Your instructions
Write the data out again, exactly as given.

Material provided
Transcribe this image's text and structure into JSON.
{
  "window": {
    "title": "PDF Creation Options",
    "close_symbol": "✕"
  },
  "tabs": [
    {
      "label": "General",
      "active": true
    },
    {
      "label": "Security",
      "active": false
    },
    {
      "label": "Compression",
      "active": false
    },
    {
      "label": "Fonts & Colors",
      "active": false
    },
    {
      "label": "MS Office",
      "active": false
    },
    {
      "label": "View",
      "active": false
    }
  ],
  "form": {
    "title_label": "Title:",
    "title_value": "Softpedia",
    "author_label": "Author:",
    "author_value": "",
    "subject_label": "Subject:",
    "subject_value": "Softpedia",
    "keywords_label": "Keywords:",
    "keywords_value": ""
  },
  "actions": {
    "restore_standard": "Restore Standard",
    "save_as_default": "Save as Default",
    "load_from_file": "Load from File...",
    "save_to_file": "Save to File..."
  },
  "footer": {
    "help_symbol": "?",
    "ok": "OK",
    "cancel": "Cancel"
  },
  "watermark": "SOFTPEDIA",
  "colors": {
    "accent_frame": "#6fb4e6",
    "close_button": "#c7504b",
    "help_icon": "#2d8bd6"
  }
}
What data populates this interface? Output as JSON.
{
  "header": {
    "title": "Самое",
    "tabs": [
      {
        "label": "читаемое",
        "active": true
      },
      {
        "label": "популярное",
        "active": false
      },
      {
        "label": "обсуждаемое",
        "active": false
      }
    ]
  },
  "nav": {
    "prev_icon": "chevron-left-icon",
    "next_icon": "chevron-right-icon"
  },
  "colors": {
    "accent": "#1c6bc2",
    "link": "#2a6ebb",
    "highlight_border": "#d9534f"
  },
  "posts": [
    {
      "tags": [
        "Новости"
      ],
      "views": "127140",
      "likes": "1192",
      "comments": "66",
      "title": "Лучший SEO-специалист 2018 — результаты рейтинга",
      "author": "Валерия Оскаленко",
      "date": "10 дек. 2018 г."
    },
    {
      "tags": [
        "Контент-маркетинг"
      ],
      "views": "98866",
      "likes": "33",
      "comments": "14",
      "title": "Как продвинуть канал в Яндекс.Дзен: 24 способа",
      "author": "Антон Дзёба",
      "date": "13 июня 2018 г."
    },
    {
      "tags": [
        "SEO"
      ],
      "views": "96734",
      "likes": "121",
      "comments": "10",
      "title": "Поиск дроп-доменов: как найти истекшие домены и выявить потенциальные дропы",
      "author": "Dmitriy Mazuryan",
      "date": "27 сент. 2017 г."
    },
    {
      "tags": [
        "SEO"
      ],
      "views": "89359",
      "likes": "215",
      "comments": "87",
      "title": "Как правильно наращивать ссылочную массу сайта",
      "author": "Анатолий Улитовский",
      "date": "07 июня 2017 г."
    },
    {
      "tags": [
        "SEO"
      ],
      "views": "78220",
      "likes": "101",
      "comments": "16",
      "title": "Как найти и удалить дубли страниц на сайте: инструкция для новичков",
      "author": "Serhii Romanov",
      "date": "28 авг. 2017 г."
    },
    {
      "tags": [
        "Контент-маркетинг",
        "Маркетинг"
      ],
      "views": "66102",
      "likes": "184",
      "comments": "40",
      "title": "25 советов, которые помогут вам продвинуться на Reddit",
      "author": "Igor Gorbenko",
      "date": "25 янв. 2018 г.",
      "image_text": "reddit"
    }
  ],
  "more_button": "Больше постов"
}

Completed task
Transcribe this image's text and structure into JSON.
{
  "window": {
    "title": "PDF Creation Options",
    "close_symbol": "✕"
  },
  "tabs": [
    {
      "label": "General",
      "active": true
    },
    {
      "label": "Security",
      "active": false
    },
    {
      "label": "Compression",
      "active": false
    },
    {
      "label": "Fonts & Colors",
      "active": false
    },
    {
      "label": "MS Office",
      "active": false
    },
    {
      "label": "View",
      "active": false
    }
  ],
  "form": {
    "title_label": "Title:",
    "title_value": "Softpedia",
    "author_label": "Author:",
    "author_value": "",
    "subject_label": "Subject:",
    "subject_value": "Softpedia",
    "keywords_label": "Keywords:",
    "keywords_value": ""
  },
  "actions": {
    "restore_standard": "Restore Standard",
    "save_as_default": "Save as Default",
    "load_from_file": "Load from File...",
    "save_to_file": "Save to File..."
  },
  "footer": {
    "help_symbol": "?",
    "ok": "OK",
    "cancel": "Cancel"
  },
  "watermark": "SOFTPEDIA",
  "colors": {
    "accent_frame": "#6fb4e6",
    "close_button": "#c7504b",
    "help_icon": "#2d8bd6"
  }
}
What data populates this interface? Output as JSON.
{
  "header": {
    "title": "Самое",
    "tabs": [
      {
        "label": "читаемое",
        "active": true
      },
      {
        "label": "популярное",
        "active": false
      },
      {
        "label": "обсуждаемое",
        "active": false
      }
    ]
  },
  "nav": {
    "prev_icon": "chevron-left-icon",
    "next_icon": "chevron-right-icon"
  },
  "colors": {
    "accent": "#1c6bc2",
    "link": "#2a6ebb",
    "highlight_border": "#d9534f"
  },
  "posts": [
    {
      "tags": [
        "Новости"
      ],
      "views": "127140",
      "likes": "1192",
      "comments": "66",
      "title": "Лучший SEO-специалист 2018 — результаты рейтинга",
      "author": "Валерия Оскаленко",
      "date": "10 дек. 2018 г."
    },
    {
      "tags": [
        "Контент-маркетинг"
      ],
      "views": "98866",
      "likes": "33",
      "comments": "14",
      "title": "Как продвинуть канал в Яндекс.Дзен: 24 способа",
      "author": "Антон Дзёба",
      "date": "13 июня 2018 г."
    },
    {
      "tags": [
        "SEO"
      ],
      "views": "96734",
      "likes": "121",
      "comments": "10",
      "title": "Поиск дроп-доменов: как найти истекшие домены и выявить потенциальные дропы",
      "author": "Dmitriy Mazuryan",
      "date": "27 сент. 2017 г."
    },
    {
      "tags": [
        "SEO"
      ],
      "views": "89359",
      "likes": "215",
      "comments": "87",
      "title": "Как правильно наращивать ссылочную массу сайта",
      "author": "Анатолий Улитовский",
      "date": "07 июня 2017 г."
    },
    {
      "tags": [
        "SEO"
      ],
      "views": "78220",
      "likes": "101",
      "comments": "16",
      "title": "Как найти и удалить дубли страниц на сайте: инструкция для новичков",
      "author": "Serhii Romanov",
      "date": "28 авг. 2017 г."
    },
    {
      "tags": [
        "Контент-маркетинг",
        "Маркетинг"
      ],
      "views": "66102",
      "likes": "184",
      "comments": "40",
      "title": "25 советов, которые помогут вам продвинуться на Reddit",
      "author": "Igor Gorbenko",
      "date": "25 янв. 2018 г.",
      "image_text": "reddit"
    }
  ],
  "more_button": "Больше постов"
}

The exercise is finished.